Copy the lines that follow, keeping every character the same.

## BEGIN Records for this exercise

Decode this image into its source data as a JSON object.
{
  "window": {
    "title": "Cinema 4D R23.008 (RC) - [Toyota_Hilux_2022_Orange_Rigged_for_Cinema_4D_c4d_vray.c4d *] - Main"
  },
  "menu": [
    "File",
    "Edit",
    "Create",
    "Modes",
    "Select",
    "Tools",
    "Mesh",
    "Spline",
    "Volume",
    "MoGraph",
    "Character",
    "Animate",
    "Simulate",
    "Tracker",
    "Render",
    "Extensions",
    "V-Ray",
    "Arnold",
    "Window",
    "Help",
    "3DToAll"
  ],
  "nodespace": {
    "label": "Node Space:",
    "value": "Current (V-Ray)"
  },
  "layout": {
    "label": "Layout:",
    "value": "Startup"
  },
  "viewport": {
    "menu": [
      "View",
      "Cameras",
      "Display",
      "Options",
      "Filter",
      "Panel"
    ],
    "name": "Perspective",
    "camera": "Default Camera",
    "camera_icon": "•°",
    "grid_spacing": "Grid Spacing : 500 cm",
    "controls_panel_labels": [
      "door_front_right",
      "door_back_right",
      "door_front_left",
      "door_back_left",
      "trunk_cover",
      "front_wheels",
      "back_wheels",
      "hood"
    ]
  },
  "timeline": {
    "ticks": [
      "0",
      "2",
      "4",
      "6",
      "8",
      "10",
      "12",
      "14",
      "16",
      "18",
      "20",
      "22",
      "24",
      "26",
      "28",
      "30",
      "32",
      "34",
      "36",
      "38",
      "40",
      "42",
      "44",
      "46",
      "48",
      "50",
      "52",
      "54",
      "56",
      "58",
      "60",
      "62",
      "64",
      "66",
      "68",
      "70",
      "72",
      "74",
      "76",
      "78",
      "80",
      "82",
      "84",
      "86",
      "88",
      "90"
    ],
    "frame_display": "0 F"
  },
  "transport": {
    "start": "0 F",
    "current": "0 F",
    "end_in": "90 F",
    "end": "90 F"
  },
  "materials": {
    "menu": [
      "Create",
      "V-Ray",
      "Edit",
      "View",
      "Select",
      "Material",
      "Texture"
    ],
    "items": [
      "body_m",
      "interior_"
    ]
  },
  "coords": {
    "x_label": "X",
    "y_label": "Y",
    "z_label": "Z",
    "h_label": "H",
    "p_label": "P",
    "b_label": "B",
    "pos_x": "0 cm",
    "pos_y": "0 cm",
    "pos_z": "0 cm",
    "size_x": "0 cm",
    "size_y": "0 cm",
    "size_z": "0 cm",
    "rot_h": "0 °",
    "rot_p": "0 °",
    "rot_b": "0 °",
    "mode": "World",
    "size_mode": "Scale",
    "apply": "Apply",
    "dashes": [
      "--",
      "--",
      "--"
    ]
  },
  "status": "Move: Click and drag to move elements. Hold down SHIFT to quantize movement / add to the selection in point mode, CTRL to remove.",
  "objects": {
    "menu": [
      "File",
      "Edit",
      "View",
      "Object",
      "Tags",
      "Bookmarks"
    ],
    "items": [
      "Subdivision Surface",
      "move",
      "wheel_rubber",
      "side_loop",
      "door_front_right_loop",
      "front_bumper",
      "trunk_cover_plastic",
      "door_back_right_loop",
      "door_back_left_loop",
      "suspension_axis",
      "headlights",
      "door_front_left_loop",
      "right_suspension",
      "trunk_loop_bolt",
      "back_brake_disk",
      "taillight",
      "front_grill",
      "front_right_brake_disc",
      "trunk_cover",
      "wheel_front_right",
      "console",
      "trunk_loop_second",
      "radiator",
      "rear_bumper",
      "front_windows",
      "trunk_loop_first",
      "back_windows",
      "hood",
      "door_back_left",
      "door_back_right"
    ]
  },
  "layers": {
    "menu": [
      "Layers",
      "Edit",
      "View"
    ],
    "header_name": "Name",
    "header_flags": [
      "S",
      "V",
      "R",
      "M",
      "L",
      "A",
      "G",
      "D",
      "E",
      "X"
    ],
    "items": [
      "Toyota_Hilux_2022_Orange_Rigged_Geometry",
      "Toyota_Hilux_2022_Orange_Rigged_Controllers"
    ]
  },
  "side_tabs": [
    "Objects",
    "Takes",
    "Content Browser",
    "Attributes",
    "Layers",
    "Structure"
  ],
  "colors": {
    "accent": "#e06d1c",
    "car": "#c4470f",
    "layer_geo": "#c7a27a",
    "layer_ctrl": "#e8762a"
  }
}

## END Records for this exercise

**Correct output:**
Decode this image into its source data as a JSON object.
{
  "window": {
    "title": "Cinema 4D R23.008 (RC) - [Toyota_Hilux_2022_Orange_Rigged_for_Cinema_4D_c4d_vray.c4d *] - Main"
  },
  "menu": [
    "File",
    "Edit",
    "Create",
    "Modes",
    "Select",
    "Tools",
    "Mesh",
    "Spline",
    "Volume",
    "MoGraph",
    "Character",
    "Animate",
    "Simulate",
    "Tracker",
    "Render",
    "Extensions",
    "V-Ray",
    "Arnold",
    "Window",
    "Help",
    "3DToAll"
  ],
  "nodespace": {
    "label": "Node Space:",
    "value": "Current (V-Ray)"
  },
  "layout": {
    "label": "Layout:",
    "value": "Startup"
  },
  "viewport": {
    "menu": [
      "View",
      "Cameras",
      "Display",
      "Options",
      "Filter",
      "Panel"
    ],
    "name": "Perspective",
    "camera": "Default Camera",
    "camera_icon": "•°",
    "grid_spacing": "Grid Spacing : 500 cm",
    "controls_panel_labels": [
      "door_front_right",
      "door_back_right",
      "door_front_left",
      "door_back_left",
      "trunk_cover",
      "front_wheels",
      "back_wheels",
      "hood"
    ]
  },
  "timeline": {
    "ticks": [
      "0",
      "2",
      "4",
      "6",
      "8",
      "10",
      "12",
      "14",
      "16",
      "18",
      "20",
      "22",
      "24",
      "26",
      "28",
      "30",
      "32",
      "34",
      "36",
      "38",
      "40",
      "42",
      "44",
      "46",
      "48",
      "50",
      "52",
      "54",
      "56",
      "58",
      "60",
      "62",
      "64",
      "66",
      "68",
      "70",
      "72",
      "74",
      "76",
      "78",
      "80",
      "82",
      "84",
      "86",
      "88",
      "90"
    ],
    "frame_display": "0 F"
  },
  "transport": {
    "start": "0 F",
    "current": "0 F",
    "end_in": "90 F",
    "end": "90 F"
  },
  "materials": {
    "menu": [
      "Create",
      "V-Ray",
      "Edit",
      "View",
      "Select",
      "Material",
      "Texture"
    ],
    "items": [
      "body_m",
      "interior_"
    ]
  },
  "coords": {
    "x_label": "X",
    "y_label": "Y",
    "z_label": "Z",
    "h_label": "H",
    "p_label": "P",
    "b_label": "B",
    "pos_x": "0 cm",
    "pos_y": "0 cm",
    "pos_z": "0 cm",
    "size_x": "0 cm",
    "size_y": "0 cm",
    "size_z": "0 cm",
    "rot_h": "0 °",
    "rot_p": "0 °",
    "rot_b": "0 °",
    "mode": "World",
    "size_mode": "Scale",
    "apply": "Apply",
    "dashes": [
      "--",
      "--",
      "--"
    ]
  },
  "status": "Move: Click and drag to move elements. Hold down SHIFT to quantize movement / add to the selection in point mode, CTRL to remove.",
  "objects": {
    "menu": [
      "File",
      "Edit",
      "View",
      "Object",
      "Tags",
      "Bookmarks"
    ],
    "items": [
      "Subdivision Surface",
      "move",
      "wheel_rubber",
      "side_loop",
      "door_front_right_loop",
      "front_bumper",
      "trunk_cover_plastic",
      "door_back_right_loop",
      "door_back_left_loop",
      "suspension_axis",
      "headlights",
      "door_front_left_loop",
      "right_suspension",
      "trunk_loop_bolt",
      "back_brake_disk",
      "taillight",
      "front_grill",
      "front_right_brake_disc",
      "trunk_cover",
      "wheel_front_right",
      "console",
      "trunk_loop_second",
      "radiator",
      "rear_bumper",
      "front_windows",
      "trunk_loop_first",
      "back_windows",
      "hood",
      "door_back_left",
      "door_back_right"
    ]
  },
  "layers": {
    "menu": [
      "Layers",
      "Edit",
      "View"
    ],
    "header_name": "Name",
    "header_flags": [
      "S",
      "V",
      "R",
      "M",
      "L",
      "A",
      "G",
      "D",
      "E",
      "X"
    ],
    "items": [
      "Toyota_Hilux_2022_Orange_Rigged_Geometry",
      "Toyota_Hilux_2022_Orange_Rigged_Controllers"
    ]
  },
  "side_tabs": [
    "Objects",
    "Takes",
    "Content Browser",
    "Attributes",
    "Layers",
    "Structure"
  ],
  "colors": {
    "accent": "#e06d1c",
    "car": "#c4470f",
    "layer_geo": "#c7a27a",
    "layer_ctrl": "#e8762a"
  }
}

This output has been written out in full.